The typical-value 12-hour trough at 1.27 mg twice daily lands close to the paper’s cohort mean of 6.53 ng/mL. The derived V2/F (388.7 L) matches the secondary calculated V2/F mean (391 L) within rounding, confirming the Vss = Vp + Vc decomposition. The hybrid-rate alpha and beta half-lives agree with the source’s Bayesian-EBE-derived means to within their reported SDs (the t1/2,beta agreement is approximate because Table 2’s “Mean estimate / S.D.” rows are summaries of individual posterior modes, not population-typical values, and posterior-mode summaries of half-lives in two-compartment models with short sampling windows shrink relative to the hybrid-rate value).

Assumptions and deviations

  • Residual error model and magnitude not reported by Grover 2011. The Materials and Methods section states only that “Pharmacokinetic parameters were estimated using NONMEM (version 7.1) … using an empirical Bayesian approach” and Table 2 reports the structural and IIV estimates but no residual-error row. A small fixed proportional placeholder (propSd = fixed(0.01), i.e. 1% CV) is supplied so that the observation has a valid residual model in nlmixr2 syntax and typical-value simulation is effectively deterministic. Users who need realistic stochastic prediction intervals around individual tacrolimus concentrations should substitute a tacrolimus-class typical value (e.g. 15-30% CV proportional, consistent with the residual error reported by other tacrolimus popPK papers such as Bergmann 2014 at 18.3% and Benkali 2010 at 9% + 0.7 ng/mL) and document the choice. The same placeholder pattern is used in Jelliffe_2014_digoxin.R and Taylor_2020_methotrexate.R.
  • Bioavailability folded into apparent CL/V/Q. The source reports all clearances and volumes as apparent (CL/F, V/F, Q/F, Vss/F), so F is not separately parameterised; the model uses the default F = 1 for the depot compartment. Users with separate bioavailability information for Native American renal transplant patients would need to scale CL/V/Q externally.
  • Peripheral volume Vp/F is fixed at the Vss-Vc decomposition. Grover 2011 parameterised the disposition with Vss/F = 462 L rather than Vp/F directly, and reports that “the interindividual variability in steady-state distribution volume (Vss/F) could not be estimated in NONMEM with our limited sample size; all patients were estimated to have the same NONMEM population Vss/F value of 462 l.” The model therefore holds Vp/F at the derived value Vss/F - V/F = 462 - 73.3 = 388.7 L with no IIV (matching the Table 2 secondary calculated V2/F mean of 391 L).
----------------------------------------
- **Tasks for this exercise**
1. Reproduce the passage of the tacrolimus model notes that begins with "The typical-value 12-hour" and ends with "the hybrid-rate value).".
2. According to the tacrolimus model notes, what population Vss/F value were all patients estimated to have in NONMEM?
----------------------------------------
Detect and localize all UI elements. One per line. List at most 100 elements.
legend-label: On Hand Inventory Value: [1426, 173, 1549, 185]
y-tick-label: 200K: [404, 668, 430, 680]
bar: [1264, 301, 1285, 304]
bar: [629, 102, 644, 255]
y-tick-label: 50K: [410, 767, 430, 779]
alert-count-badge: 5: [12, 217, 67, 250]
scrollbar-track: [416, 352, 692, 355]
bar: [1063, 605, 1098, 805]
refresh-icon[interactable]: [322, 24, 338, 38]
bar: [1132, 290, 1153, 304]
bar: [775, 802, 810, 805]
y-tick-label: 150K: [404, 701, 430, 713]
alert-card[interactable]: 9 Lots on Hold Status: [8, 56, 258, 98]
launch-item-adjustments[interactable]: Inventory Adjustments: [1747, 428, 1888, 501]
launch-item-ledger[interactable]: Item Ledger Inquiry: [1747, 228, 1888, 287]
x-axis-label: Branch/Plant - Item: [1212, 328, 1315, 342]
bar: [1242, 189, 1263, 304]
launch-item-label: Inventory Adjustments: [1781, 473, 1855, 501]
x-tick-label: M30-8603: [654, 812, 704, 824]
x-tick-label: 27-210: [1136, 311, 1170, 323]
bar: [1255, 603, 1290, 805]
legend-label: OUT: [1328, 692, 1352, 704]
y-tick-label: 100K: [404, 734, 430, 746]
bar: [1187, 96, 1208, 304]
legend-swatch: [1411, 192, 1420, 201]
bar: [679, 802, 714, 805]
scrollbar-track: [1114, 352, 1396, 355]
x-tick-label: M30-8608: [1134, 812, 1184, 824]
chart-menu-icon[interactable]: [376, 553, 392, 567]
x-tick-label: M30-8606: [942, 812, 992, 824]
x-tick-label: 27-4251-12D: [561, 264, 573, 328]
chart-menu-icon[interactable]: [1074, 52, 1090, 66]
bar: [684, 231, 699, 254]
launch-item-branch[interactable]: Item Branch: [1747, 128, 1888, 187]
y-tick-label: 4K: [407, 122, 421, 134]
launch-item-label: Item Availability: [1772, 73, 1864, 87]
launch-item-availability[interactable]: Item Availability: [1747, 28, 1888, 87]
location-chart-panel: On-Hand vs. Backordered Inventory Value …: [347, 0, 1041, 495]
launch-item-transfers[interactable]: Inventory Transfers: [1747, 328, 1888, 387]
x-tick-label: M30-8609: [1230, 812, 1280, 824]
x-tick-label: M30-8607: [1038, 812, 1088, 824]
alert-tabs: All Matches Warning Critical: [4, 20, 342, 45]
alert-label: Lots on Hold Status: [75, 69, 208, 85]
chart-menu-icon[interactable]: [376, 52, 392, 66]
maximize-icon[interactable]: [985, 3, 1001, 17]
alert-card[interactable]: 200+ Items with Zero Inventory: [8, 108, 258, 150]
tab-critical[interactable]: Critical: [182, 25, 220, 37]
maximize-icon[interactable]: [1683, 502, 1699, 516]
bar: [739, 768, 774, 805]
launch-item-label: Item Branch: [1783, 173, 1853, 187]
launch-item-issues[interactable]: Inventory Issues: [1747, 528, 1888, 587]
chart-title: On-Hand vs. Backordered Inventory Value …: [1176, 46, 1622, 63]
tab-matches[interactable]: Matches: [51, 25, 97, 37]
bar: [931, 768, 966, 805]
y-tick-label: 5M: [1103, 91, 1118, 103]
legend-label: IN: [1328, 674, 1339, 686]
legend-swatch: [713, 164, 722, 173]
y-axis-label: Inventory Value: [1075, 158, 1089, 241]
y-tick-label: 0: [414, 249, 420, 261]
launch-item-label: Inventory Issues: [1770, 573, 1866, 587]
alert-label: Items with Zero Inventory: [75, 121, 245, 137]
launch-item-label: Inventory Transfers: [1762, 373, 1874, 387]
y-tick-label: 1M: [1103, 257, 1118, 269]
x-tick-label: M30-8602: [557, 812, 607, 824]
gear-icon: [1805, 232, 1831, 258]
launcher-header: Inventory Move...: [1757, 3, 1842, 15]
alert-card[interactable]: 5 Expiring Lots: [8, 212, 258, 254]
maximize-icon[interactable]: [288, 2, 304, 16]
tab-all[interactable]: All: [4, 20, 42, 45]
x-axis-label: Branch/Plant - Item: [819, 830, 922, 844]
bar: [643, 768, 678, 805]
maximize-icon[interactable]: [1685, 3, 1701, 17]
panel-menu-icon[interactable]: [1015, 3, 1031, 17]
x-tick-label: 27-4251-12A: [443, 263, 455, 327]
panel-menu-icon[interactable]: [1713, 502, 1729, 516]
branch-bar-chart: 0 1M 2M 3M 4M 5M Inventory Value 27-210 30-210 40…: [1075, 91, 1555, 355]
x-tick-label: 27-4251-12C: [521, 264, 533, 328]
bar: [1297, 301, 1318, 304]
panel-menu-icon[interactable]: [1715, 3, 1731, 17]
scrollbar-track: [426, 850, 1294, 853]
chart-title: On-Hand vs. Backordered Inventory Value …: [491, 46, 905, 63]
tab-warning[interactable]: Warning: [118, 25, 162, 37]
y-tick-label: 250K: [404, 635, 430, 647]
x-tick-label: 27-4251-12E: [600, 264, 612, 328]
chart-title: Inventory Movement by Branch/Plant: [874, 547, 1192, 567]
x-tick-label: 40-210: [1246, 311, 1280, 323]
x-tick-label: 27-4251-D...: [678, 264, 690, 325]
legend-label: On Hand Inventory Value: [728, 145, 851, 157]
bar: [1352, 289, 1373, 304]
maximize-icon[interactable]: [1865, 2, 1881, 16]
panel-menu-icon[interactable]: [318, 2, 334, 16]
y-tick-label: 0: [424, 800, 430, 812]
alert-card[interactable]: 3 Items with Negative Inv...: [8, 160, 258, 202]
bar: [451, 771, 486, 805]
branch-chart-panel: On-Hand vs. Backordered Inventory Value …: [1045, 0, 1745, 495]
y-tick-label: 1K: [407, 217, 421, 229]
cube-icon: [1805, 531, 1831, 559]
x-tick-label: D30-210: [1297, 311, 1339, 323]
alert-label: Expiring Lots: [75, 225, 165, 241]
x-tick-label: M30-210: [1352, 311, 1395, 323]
----------------------------------------
- **Written responses**
1.
The typical-value 12-hour trough at 1.27 mg twice daily lands close to the paper’s cohort mean of 6.53 ng/mL. The derived V2/F (388.7 L) matches the secondary calculated V2/F mean (391 L) within rounding, confirming the Vss = Vp + Vc decomposition. The hybrid-rate alpha and beta half-lives agree with the source’s Bayesian-EBE-derived means to within their reported SDs (the t1/2,beta agreement is approximate because Table 2’s “Mean estimate / S.D.” rows are summaries of individual posterior modes, not population-typical values, and posterior-mode summaries of half-lives in two-compartment models with short sampling windows shrink relative to the hybrid-rate value).

2. 462 L.